• Aim: Give the entries back exactly, dropping each image.

┄┄┄┄┄┄┄┄┄┄┄┄┄┄┄┄┄┄┄┄

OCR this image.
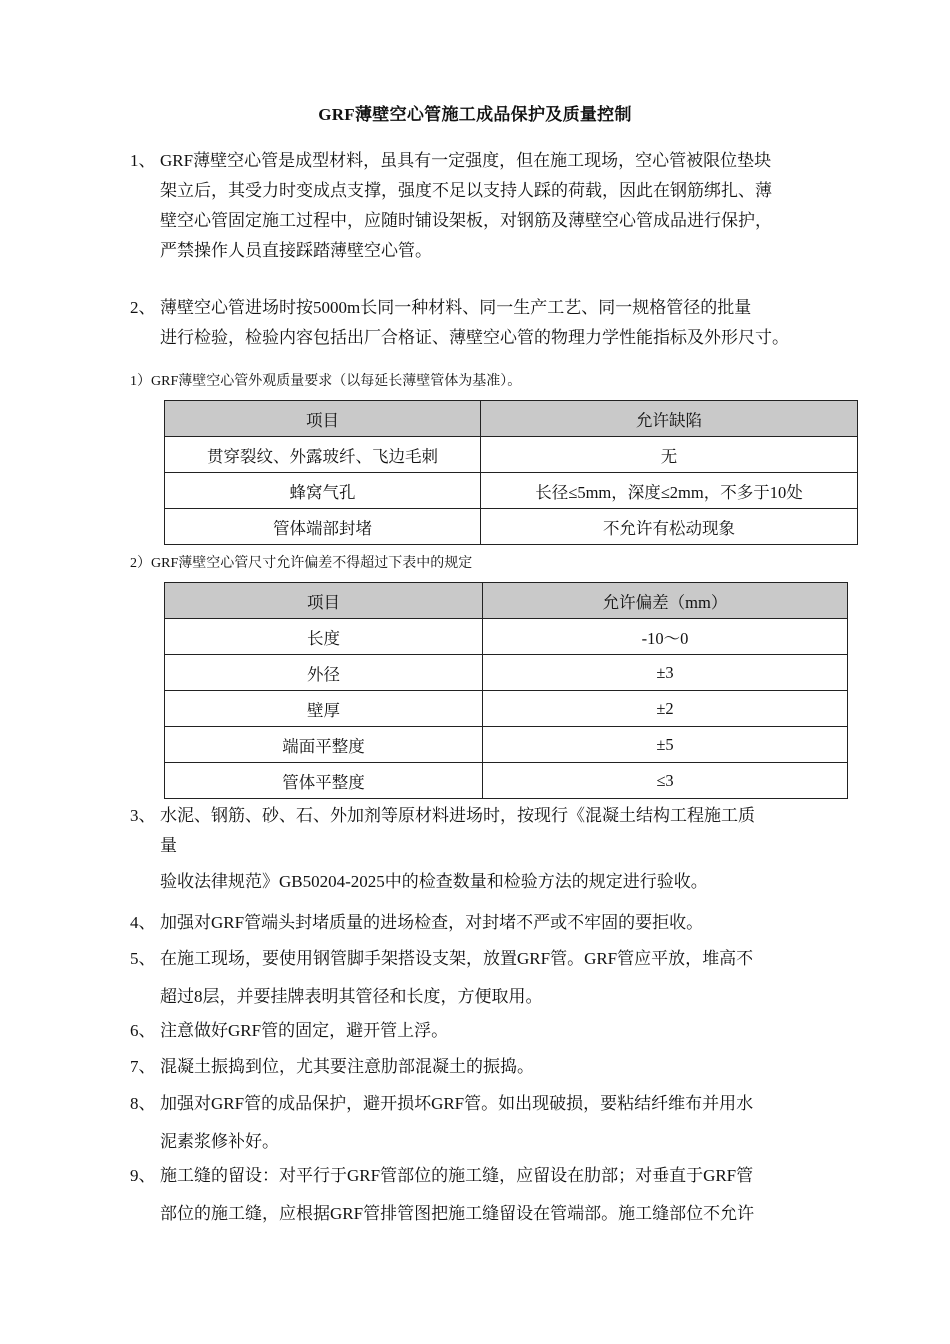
GRF薄壁空心管施工成品保护及质量控制
1、 GRF薄壁空心管是成型材料，虽具有一定强度，但在施工现场，空心管被限位垫块
架立后，其受力时变成点支撑，强度不足以支持人踩的荷载，因此在钢筋绑扎、薄
壁空心管固定施工过程中，应随时铺设架板，对钢筋及薄壁空心管成品进行保护，
严禁操作人员直接踩踏薄壁空心管。
2、 薄壁空心管进场时按5000m长同一种材料、同一生产工艺、同一规格管径的批量
进行检验，检验内容包括出厂合格证、薄壁空心管的物理力学性能指标及外形尺寸。
1）GRF薄壁空心管外观质量要求（以每延长薄壁管体为基准）。
项目	允许缺陷
贯穿裂纹、外露玻纤、飞边毛刺	无
蜂窝气孔	长径≤5mm，深度≤2mm，不多于10处
管体端部封堵	不允许有松动现象
2）GRF薄壁空心管尺寸允许偏差不得超过下表中的规定
项目	允许偏差（mm）
长度	-10～0
外径	±3
壁厚	±2
端面平整度	±5
管体平整度	≤3
3、 水泥、钢筋、砂、石、外加剂等原材料进场时，按现行《混凝土结构工程施工质
量
验收法律规范》GB50204-2025中的检查数量和检验方法的规定进行验收。
4、 加强对GRF管端头封堵质量的进场检查，对封堵不严或不牢固的要拒收。
5、 在施工现场，要使用钢管脚手架搭设支架，放置GRF管。GRF管应平放，堆高不
超过8层，并要挂牌表明其管径和长度，方便取用。
6、 注意做好GRF管的固定，避开管上浮。
7、 混凝土振捣到位，尤其要注意肋部混凝土的振捣。
8、 加强对GRF管的成品保护，避开损坏GRF管。如出现破损，要粘结纤维布并用水
泥素浆修补好。
9、 施工缝的留设：对平行于GRF管部位的施工缝，应留设在肋部；对垂直于GRF管
部位的施工缝，应根据GRF管排管图把施工缝留设在管端部。施工缝部位不允许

┄┄┄┄┄┄┄┄┄┄┄┄┄┄┄┄┄┄┄┄

• Solution below:
OCR this image.
GRF薄壁空心管施工成品保护及质量控制
1、 GRF薄壁空心管是成型材料，虽具有一定强度，但在施工现场，空心管被限位垫块
架立后，其受力时变成点支撑，强度不足以支持人踩的荷载，因此在钢筋绑扎、薄
壁空心管固定施工过程中，应随时铺设架板，对钢筋及薄壁空心管成品进行保护，
严禁操作人员直接踩踏薄壁空心管。
2、 薄壁空心管进场时按5000m长同一种材料、同一生产工艺、同一规格管径的批量
进行检验，检验内容包括出厂合格证、薄壁空心管的物理力学性能指标及外形尺寸。
1）GRF薄壁空心管外观质量要求（以每延长薄壁管体为基准）。
项目	允许缺陷
贯穿裂纹、外露玻纤、飞边毛刺	无
蜂窝气孔	长径≤5mm，深度≤2mm，不多于10处
管体端部封堵	不允许有松动现象
2）GRF薄壁空心管尺寸允许偏差不得超过下表中的规定
项目	允许偏差（mm）
长度	-10～0
外径	±3
壁厚	±2
端面平整度	±5
管体平整度	≤3
3、 水泥、钢筋、砂、石、外加剂等原材料进场时，按现行《混凝土结构工程施工质
量
验收法律规范》GB50204-2025中的检查数量和检验方法的规定进行验收。
4、 加强对GRF管端头封堵质量的进场检查，对封堵不严或不牢固的要拒收。
5、 在施工现场，要使用钢管脚手架搭设支架，放置GRF管。GRF管应平放，堆高不
超过8层，并要挂牌表明其管径和长度，方便取用。
6、 注意做好GRF管的固定，避开管上浮。
7、 混凝土振捣到位，尤其要注意肋部混凝土的振捣。
8、 加强对GRF管的成品保护，避开损坏GRF管。如出现破损，要粘结纤维布并用水
泥素浆修补好。
9、 施工缝的留设：对平行于GRF管部位的施工缝，应留设在肋部；对垂直于GRF管
部位的施工缝，应根据GRF管排管图把施工缝留设在管端部。施工缝部位不允许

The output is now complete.